____ INFORMATION SUPPLIED

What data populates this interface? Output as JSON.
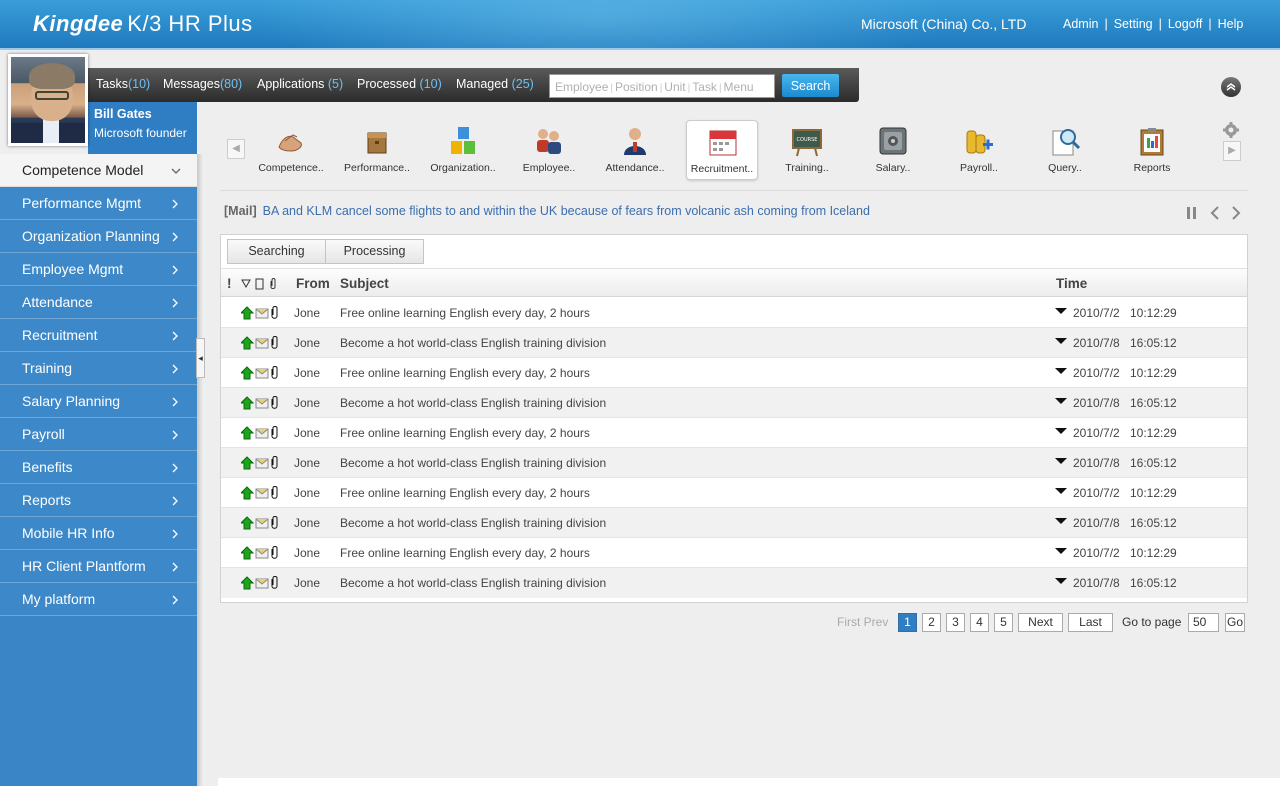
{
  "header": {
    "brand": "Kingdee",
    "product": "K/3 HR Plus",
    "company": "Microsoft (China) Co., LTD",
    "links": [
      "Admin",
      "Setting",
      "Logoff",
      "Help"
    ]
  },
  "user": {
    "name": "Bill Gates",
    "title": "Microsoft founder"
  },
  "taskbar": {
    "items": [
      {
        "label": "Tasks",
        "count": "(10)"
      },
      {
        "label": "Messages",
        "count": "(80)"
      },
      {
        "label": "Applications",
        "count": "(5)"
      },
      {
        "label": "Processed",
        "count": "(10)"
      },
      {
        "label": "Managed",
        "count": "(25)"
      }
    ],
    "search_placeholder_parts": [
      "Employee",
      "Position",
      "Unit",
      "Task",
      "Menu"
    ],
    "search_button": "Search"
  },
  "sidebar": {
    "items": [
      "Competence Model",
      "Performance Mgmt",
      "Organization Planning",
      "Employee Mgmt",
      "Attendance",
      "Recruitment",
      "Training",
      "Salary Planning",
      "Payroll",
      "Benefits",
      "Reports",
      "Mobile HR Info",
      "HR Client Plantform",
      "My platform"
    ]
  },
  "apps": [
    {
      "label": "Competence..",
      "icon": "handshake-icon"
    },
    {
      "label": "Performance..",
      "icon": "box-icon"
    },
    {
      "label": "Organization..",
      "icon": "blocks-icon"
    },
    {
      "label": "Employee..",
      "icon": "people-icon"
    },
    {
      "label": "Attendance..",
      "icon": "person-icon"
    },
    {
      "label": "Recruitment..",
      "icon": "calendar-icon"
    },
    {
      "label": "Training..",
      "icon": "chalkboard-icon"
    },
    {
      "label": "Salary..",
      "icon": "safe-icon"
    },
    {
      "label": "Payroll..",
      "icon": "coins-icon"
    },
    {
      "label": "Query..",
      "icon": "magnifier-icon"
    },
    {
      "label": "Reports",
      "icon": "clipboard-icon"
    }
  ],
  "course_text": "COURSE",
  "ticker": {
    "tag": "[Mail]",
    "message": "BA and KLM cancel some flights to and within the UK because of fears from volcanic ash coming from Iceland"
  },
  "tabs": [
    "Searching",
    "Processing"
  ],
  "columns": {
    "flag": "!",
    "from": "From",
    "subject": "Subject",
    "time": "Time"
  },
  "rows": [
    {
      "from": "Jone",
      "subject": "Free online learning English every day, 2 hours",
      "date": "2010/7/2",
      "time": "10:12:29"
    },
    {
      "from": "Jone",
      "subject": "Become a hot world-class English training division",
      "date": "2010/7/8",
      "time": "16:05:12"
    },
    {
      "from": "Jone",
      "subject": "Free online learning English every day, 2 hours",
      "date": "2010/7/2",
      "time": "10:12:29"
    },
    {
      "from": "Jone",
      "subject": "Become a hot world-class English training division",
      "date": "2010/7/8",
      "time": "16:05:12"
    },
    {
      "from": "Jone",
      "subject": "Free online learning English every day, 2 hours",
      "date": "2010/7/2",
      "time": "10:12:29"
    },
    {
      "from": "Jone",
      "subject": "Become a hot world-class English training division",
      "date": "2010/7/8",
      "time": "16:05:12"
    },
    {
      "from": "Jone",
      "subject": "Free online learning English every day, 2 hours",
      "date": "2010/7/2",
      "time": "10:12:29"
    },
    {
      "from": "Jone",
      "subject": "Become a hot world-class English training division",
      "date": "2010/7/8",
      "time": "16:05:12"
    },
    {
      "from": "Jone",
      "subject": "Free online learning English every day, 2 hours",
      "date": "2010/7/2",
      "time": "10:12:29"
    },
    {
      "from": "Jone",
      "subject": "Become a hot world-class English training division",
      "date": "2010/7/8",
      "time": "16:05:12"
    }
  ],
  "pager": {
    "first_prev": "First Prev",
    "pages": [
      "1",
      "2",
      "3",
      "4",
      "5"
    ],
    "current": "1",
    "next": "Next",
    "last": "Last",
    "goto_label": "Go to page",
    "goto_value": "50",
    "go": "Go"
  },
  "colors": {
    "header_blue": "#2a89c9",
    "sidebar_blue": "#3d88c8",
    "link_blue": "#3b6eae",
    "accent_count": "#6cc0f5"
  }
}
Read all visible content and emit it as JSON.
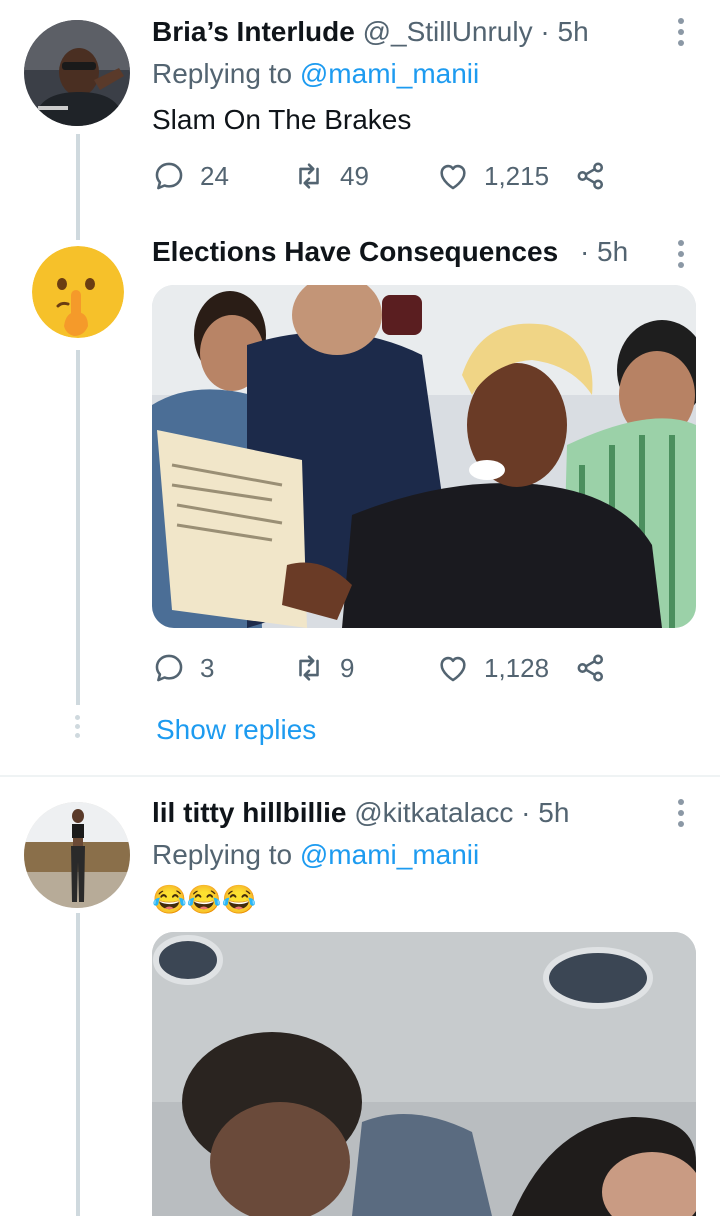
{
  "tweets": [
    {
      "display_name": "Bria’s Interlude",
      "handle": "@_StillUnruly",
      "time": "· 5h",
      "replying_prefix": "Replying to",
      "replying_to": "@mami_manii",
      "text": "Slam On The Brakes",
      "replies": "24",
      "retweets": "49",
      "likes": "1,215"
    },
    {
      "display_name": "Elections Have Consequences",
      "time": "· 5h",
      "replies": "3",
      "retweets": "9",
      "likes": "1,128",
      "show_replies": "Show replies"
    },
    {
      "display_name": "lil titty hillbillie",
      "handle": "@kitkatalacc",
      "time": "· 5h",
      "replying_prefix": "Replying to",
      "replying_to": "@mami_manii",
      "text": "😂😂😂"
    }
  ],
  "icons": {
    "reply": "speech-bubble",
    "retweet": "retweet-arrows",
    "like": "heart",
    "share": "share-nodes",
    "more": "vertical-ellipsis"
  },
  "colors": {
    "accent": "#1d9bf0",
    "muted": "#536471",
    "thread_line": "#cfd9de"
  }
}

________

EXERCISE
Print the records word for word and exclude any picture they hold.

OUTPUT FOR THIS TASK
What data populates this interface? Output as JSON.
{
  "header": {
    "brand": "Kingdee",
    "product": "K/3 HR Plus",
    "company": "Microsoft (China) Co., LTD",
    "links": [
      "Admin",
      "Setting",
      "Logoff",
      "Help"
    ]
  },
  "user": {
    "name": "Bill Gates",
    "title": "Microsoft founder"
  },
  "taskbar": {
    "items": [
      {
        "label": "Tasks",
        "count": "(10)"
      },
      {
        "label": "Messages",
        "count": "(80)"
      },
      {
        "label": "Applications",
        "count": "(5)"
      },
      {
        "label": "Processed",
        "count": "(10)"
      },
      {
        "label": "Managed",
        "count": "(25)"
      }
    ],
    "search_placeholder_parts": [
      "Employee",
      "Position",
      "Unit",
      "Task",
      "Menu"
    ],
    "search_button": "Search"
  },
  "sidebar": {
    "items": [
      "Competence Model",
      "Performance Mgmt",
      "Organization Planning",
      "Employee Mgmt",
      "Attendance",
      "Recruitment",
      "Training",
      "Salary Planning",
      "Payroll",
      "Benefits",
      "Reports",
      "Mobile HR Info",
      "HR Client Plantform",
      "My platform"
    ]
  },
  "apps": [
    {
      "label": "Competence..",
      "icon": "handshake-icon"
    },
    {
      "label": "Performance..",
      "icon": "box-icon"
    },
    {
      "label": "Organization..",
      "icon": "blocks-icon"
    },
    {
      "label": "Employee..",
      "icon": "people-icon"
    },
    {
      "label": "Attendance..",
      "icon": "person-icon"
    },
    {
      "label": "Recruitment..",
      "icon": "calendar-icon"
    },
    {
      "label": "Training..",
      "icon": "chalkboard-icon"
    },
    {
      "label": "Salary..",
      "icon": "safe-icon"
    },
    {
      "label": "Payroll..",
      "icon": "coins-icon"
    },
    {
      "label": "Query..",
      "icon": "magnifier-icon"
    },
    {
      "label": "Reports",
      "icon": "clipboard-icon"
    }
  ],
  "course_text": "COURSE",
  "ticker": {
    "tag": "[Mail]",
    "message": "BA and KLM cancel some flights to and within the UK because of fears from volcanic ash coming from Iceland"
  },
  "tabs": [
    "Searching",
    "Processing"
  ],
  "columns": {
    "flag": "!",
    "from": "From",
    "subject": "Subject",
    "time": "Time"
  },
  "rows": [
    {
      "from": "Jone",
      "subject": "Free online learning English every day, 2 hours",
      "date": "2010/7/2",
      "time": "10:12:29"
    },
    {
      "from": "Jone",
      "subject": "Become a hot world-class English training division",
      "date": "2010/7/8",
      "time": "16:05:12"
    },
    {
      "from": "Jone",
      "subject": "Free online learning English every day, 2 hours",
      "date": "2010/7/2",
      "time": "10:12:29"
    },
    {
      "from": "Jone",
      "subject": "Become a hot world-class English training division",
      "date": "2010/7/8",
      "time": "16:05:12"
    },
    {
      "from": "Jone",
      "subject": "Free online learning English every day, 2 hours",
      "date": "2010/7/2",
      "time": "10:12:29"
    },
    {
      "from": "Jone",
      "subject": "Become a hot world-class English training division",
      "date": "2010/7/8",
      "time": "16:05:12"
    },
    {
      "from": "Jone",
      "subject": "Free online learning English every day, 2 hours",
      "date": "2010/7/2",
      "time": "10:12:29"
    },
    {
      "from": "Jone",
      "subject": "Become a hot world-class English training division",
      "date": "2010/7/8",
      "time": "16:05:12"
    },
    {
      "from": "Jone",
      "subject": "Free online learning English every day, 2 hours",
      "date": "2010/7/2",
      "time": "10:12:29"
    },
    {
      "from": "Jone",
      "subject": "Become a hot world-class English training division",
      "date": "2010/7/8",
      "time": "16:05:12"
    }
  ],
  "pager": {
    "first_prev": "First Prev",
    "pages": [
      "1",
      "2",
      "3",
      "4",
      "5"
    ],
    "current": "1",
    "next": "Next",
    "last": "Last",
    "goto_label": "Go to page",
    "goto_value": "50",
    "go": "Go"
  },
  "colors": {
    "header_blue": "#2a89c9",
    "sidebar_blue": "#3d88c8",
    "link_blue": "#3b6eae",
    "accent_count": "#6cc0f5"
  }
}
Read all visible content and emit it as JSON.
{
  "tweets": [
    {
      "display_name": "Bria’s Interlude",
      "handle": "@_StillUnruly",
      "time": "· 5h",
      "replying_prefix": "Replying to",
      "replying_to": "@mami_manii",
      "text": "Slam On The Brakes",
      "replies": "24",
      "retweets": "49",
      "likes": "1,215"
    },
    {
      "display_name": "Elections Have Consequences",
      "time": "· 5h",
      "replies": "3",
      "retweets": "9",
      "likes": "1,128",
      "show_replies": "Show replies"
    },
    {
      "display_name": "lil titty hillbillie",
      "handle": "@kitkatalacc",
      "time": "· 5h",
      "replying_prefix": "Replying to",
      "replying_to": "@mami_manii",
      "text": "😂😂😂"
    }
  ],
  "icons": {
    "reply": "speech-bubble",
    "retweet": "retweet-arrows",
    "like": "heart",
    "share": "share-nodes",
    "more": "vertical-ellipsis"
  },
  "colors": {
    "accent": "#1d9bf0",
    "muted": "#536471",
    "thread_line": "#cfd9de"
  }
}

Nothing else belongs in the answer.